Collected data

* * *

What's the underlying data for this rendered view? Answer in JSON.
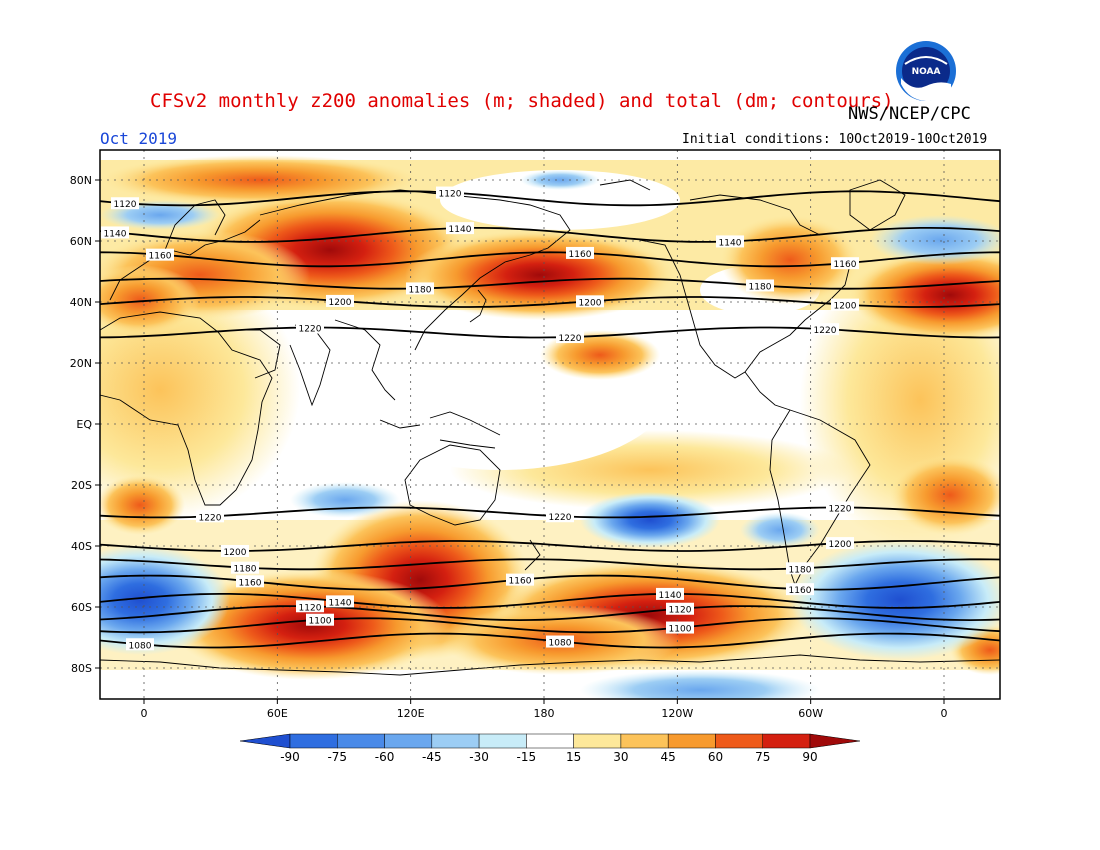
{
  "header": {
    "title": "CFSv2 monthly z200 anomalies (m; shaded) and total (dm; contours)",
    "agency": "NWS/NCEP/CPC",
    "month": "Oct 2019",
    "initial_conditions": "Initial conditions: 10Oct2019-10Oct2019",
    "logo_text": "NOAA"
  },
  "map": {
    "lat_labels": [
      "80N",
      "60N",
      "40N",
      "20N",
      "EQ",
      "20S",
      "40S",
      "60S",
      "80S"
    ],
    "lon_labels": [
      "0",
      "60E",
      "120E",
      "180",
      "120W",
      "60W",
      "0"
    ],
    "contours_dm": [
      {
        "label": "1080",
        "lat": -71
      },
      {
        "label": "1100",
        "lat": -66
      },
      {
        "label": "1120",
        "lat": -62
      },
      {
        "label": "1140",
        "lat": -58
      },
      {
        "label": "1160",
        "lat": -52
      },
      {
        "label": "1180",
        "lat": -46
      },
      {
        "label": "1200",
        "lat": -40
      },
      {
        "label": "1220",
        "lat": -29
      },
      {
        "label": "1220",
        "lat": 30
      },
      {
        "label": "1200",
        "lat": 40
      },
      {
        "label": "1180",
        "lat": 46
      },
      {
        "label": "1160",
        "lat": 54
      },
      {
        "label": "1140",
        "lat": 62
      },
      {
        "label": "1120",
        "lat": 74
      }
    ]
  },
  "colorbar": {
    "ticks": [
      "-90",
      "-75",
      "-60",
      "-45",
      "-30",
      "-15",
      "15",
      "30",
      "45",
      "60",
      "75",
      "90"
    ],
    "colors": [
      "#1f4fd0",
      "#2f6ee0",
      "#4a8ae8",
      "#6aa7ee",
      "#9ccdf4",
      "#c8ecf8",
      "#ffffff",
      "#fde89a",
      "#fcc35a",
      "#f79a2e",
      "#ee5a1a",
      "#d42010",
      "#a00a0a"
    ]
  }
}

* * *

* PROBLEM REQUIREMENTS
Transcribe the records verbatim and omit the images.

* CORRECT RESULT
What's the underlying data for this rendered view? Answer in JSON.
{
  "header": {
    "title": "CFSv2 monthly z200 anomalies (m; shaded) and total (dm; contours)",
    "agency": "NWS/NCEP/CPC",
    "month": "Oct 2019",
    "initial_conditions": "Initial conditions: 10Oct2019-10Oct2019",
    "logo_text": "NOAA"
  },
  "map": {
    "lat_labels": [
      "80N",
      "60N",
      "40N",
      "20N",
      "EQ",
      "20S",
      "40S",
      "60S",
      "80S"
    ],
    "lon_labels": [
      "0",
      "60E",
      "120E",
      "180",
      "120W",
      "60W",
      "0"
    ],
    "contours_dm": [
      {
        "label": "1080",
        "lat": -71
      },
      {
        "label": "1100",
        "lat": -66
      },
      {
        "label": "1120",
        "lat": -62
      },
      {
        "label": "1140",
        "lat": -58
      },
      {
        "label": "1160",
        "lat": -52
      },
      {
        "label": "1180",
        "lat": -46
      },
      {
        "label": "1200",
        "lat": -40
      },
      {
        "label": "1220",
        "lat": -29
      },
      {
        "label": "1220",
        "lat": 30
      },
      {
        "label": "1200",
        "lat": 40
      },
      {
        "label": "1180",
        "lat": 46
      },
      {
        "label": "1160",
        "lat": 54
      },
      {
        "label": "1140",
        "lat": 62
      },
      {
        "label": "1120",
        "lat": 74
      }
    ]
  },
  "colorbar": {
    "ticks": [
      "-90",
      "-75",
      "-60",
      "-45",
      "-30",
      "-15",
      "15",
      "30",
      "45",
      "60",
      "75",
      "90"
    ],
    "colors": [
      "#1f4fd0",
      "#2f6ee0",
      "#4a8ae8",
      "#6aa7ee",
      "#9ccdf4",
      "#c8ecf8",
      "#ffffff",
      "#fde89a",
      "#fcc35a",
      "#f79a2e",
      "#ee5a1a",
      "#d42010",
      "#a00a0a"
    ]
  }
}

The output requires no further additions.